• _Goal_
In the entries below, count the lines holding "fraction". Reply with the number only.

• • • • • • •

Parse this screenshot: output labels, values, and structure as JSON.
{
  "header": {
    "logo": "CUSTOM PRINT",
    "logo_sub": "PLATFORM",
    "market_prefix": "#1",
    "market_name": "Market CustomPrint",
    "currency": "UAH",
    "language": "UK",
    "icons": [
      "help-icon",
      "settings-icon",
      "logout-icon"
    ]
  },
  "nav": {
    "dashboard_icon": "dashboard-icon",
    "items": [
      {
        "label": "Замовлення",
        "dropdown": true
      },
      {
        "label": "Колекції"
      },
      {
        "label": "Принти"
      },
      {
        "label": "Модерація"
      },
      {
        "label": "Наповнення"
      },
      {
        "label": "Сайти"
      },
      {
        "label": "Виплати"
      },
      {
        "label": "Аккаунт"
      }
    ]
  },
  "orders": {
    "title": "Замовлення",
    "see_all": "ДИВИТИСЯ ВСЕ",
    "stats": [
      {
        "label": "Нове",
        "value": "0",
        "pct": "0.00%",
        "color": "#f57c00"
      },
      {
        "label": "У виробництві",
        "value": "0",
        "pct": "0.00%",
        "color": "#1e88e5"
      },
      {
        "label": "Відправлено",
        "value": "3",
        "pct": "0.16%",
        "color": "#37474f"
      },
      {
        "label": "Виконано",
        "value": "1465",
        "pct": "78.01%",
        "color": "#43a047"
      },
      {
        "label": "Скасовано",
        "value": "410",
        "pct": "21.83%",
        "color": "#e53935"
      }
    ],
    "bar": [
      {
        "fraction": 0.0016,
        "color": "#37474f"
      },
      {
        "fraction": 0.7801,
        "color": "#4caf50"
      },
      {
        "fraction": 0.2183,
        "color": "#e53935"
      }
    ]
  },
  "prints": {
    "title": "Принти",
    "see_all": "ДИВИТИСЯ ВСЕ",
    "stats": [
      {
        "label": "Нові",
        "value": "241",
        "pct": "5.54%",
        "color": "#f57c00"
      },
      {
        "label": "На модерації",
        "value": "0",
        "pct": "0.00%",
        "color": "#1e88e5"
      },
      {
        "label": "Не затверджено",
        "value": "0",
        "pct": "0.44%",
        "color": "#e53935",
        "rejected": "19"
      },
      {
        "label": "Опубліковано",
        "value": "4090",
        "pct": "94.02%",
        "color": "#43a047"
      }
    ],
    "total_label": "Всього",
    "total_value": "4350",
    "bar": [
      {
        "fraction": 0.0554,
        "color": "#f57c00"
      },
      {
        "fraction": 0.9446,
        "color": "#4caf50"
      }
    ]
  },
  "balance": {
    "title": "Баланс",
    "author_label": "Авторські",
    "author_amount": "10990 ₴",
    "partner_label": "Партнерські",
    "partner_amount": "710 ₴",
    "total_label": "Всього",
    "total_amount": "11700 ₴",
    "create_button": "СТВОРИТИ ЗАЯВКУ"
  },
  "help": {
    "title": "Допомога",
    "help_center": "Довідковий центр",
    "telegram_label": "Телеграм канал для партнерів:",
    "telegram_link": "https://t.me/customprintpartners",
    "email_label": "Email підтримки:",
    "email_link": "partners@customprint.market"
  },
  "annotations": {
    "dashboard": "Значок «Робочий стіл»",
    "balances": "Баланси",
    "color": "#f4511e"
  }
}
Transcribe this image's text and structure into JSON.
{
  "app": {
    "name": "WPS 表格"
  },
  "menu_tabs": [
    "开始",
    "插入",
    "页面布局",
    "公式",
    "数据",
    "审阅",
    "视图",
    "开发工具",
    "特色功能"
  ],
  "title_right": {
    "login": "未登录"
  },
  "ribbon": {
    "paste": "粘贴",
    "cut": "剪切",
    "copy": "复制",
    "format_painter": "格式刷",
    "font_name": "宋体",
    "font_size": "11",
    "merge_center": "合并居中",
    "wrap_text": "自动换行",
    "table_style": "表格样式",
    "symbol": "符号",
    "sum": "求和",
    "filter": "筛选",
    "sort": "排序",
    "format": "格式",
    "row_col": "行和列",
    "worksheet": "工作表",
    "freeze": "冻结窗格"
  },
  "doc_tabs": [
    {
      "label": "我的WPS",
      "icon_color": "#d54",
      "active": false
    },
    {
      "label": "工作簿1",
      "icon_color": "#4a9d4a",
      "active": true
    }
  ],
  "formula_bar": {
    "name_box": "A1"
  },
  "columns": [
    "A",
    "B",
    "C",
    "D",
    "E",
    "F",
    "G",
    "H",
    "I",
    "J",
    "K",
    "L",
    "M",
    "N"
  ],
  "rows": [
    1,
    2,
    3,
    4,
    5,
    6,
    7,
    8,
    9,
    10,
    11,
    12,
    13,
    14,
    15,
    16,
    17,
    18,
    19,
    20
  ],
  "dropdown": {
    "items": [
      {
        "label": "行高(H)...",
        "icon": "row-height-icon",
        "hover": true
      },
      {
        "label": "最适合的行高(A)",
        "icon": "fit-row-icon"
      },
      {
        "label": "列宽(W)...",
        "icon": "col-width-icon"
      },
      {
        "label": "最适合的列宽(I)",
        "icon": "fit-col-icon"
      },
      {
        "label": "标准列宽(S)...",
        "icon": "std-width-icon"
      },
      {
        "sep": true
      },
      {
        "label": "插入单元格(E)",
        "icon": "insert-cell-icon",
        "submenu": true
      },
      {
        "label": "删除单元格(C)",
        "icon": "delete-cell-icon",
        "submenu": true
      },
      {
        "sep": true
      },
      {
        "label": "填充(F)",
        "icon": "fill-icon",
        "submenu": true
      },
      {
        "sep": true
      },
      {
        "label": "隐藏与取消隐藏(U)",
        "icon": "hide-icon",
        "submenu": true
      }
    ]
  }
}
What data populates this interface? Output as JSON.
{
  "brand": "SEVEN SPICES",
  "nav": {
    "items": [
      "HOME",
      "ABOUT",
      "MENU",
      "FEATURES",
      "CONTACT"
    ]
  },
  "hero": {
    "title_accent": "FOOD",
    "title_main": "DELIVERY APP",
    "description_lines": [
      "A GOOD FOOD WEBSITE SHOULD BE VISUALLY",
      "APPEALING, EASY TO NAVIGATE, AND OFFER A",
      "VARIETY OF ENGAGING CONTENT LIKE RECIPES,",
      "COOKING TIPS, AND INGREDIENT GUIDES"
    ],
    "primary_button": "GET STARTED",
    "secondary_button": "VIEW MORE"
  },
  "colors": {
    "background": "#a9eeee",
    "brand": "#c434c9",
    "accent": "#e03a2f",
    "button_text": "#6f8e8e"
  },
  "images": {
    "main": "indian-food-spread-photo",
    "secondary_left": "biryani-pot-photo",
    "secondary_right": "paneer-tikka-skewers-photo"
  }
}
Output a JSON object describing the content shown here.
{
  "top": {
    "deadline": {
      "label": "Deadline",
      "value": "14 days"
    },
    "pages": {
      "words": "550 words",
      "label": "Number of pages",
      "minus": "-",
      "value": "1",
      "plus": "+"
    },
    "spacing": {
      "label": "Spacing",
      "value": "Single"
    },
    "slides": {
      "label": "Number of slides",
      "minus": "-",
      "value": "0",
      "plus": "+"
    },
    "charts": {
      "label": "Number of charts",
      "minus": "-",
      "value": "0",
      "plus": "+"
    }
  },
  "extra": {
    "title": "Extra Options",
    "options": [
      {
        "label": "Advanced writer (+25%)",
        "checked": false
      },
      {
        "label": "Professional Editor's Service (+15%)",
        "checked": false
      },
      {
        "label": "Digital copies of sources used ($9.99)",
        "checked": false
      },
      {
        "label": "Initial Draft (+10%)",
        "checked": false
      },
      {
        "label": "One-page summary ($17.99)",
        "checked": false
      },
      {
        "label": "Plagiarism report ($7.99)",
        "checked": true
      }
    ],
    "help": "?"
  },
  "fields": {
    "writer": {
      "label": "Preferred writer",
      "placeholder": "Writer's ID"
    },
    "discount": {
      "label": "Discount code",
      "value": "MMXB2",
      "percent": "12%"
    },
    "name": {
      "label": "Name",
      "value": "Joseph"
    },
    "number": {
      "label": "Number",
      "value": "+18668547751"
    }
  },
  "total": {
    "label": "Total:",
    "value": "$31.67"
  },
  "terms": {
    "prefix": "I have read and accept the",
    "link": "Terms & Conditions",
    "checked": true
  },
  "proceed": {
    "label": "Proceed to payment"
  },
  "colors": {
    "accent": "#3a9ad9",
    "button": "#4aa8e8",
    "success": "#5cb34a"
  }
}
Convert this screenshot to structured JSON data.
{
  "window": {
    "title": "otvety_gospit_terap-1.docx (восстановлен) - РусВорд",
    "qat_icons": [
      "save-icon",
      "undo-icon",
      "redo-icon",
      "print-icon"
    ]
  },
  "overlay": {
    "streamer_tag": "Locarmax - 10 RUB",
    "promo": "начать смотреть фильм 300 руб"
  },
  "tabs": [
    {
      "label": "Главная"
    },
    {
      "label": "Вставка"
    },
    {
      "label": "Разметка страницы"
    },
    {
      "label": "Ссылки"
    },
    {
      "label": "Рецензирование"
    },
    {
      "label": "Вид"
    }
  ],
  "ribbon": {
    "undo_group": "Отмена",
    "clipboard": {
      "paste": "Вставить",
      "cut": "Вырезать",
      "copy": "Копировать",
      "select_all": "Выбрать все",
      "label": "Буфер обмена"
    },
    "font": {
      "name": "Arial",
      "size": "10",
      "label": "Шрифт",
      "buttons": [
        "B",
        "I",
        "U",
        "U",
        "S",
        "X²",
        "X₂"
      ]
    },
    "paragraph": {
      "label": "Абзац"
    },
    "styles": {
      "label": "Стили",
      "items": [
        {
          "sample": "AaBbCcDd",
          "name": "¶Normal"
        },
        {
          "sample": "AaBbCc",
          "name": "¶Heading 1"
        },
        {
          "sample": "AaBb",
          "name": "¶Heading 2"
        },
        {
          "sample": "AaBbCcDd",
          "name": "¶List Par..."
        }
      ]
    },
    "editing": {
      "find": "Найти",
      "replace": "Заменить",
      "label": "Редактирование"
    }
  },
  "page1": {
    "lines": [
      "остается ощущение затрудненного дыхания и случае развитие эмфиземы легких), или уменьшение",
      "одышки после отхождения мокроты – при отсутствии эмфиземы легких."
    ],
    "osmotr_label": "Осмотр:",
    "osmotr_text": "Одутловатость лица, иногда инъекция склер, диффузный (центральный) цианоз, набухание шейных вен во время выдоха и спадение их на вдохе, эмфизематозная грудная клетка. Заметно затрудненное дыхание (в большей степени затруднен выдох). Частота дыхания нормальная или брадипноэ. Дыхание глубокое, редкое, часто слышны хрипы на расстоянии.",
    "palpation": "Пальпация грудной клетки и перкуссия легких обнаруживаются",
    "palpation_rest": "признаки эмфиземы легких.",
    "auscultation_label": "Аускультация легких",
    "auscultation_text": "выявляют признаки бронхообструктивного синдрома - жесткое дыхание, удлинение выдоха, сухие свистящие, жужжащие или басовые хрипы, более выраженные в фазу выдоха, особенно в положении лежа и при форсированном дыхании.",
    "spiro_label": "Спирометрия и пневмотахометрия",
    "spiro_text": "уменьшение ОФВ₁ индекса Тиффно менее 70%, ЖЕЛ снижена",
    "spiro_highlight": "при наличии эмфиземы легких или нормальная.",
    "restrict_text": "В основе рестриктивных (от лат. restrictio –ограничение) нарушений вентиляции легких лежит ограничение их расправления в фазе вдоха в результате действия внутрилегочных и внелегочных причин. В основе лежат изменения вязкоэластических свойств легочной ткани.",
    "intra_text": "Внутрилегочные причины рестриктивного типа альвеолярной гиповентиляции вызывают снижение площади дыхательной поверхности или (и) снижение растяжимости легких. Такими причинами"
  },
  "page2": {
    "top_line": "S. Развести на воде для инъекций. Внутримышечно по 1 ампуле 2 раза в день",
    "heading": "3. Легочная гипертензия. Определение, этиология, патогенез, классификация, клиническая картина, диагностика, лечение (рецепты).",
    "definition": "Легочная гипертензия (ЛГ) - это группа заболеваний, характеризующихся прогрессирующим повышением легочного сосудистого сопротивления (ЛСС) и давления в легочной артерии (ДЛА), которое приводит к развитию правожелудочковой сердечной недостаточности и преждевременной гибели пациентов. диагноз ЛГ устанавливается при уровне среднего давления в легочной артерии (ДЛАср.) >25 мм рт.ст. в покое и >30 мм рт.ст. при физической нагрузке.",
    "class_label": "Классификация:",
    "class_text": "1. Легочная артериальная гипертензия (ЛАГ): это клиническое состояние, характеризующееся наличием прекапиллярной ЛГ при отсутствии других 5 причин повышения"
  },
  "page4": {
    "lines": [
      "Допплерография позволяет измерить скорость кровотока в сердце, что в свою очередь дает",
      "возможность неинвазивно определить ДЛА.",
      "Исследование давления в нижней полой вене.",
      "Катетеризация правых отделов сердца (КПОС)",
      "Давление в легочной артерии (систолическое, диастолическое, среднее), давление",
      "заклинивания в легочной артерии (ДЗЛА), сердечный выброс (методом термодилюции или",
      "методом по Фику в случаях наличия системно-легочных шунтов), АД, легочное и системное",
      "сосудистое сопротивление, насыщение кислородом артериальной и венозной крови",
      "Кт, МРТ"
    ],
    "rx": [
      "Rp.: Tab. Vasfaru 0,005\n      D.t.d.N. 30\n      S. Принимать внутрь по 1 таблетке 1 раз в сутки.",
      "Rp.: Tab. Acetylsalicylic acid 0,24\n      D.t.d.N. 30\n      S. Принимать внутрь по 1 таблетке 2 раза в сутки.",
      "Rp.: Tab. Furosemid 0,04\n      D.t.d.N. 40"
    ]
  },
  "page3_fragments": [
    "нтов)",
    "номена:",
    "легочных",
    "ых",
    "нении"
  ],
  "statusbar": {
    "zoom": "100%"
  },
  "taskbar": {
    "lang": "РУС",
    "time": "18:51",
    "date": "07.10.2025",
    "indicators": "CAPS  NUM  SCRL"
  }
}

• • • • • • •

• _Response to this exercise_
5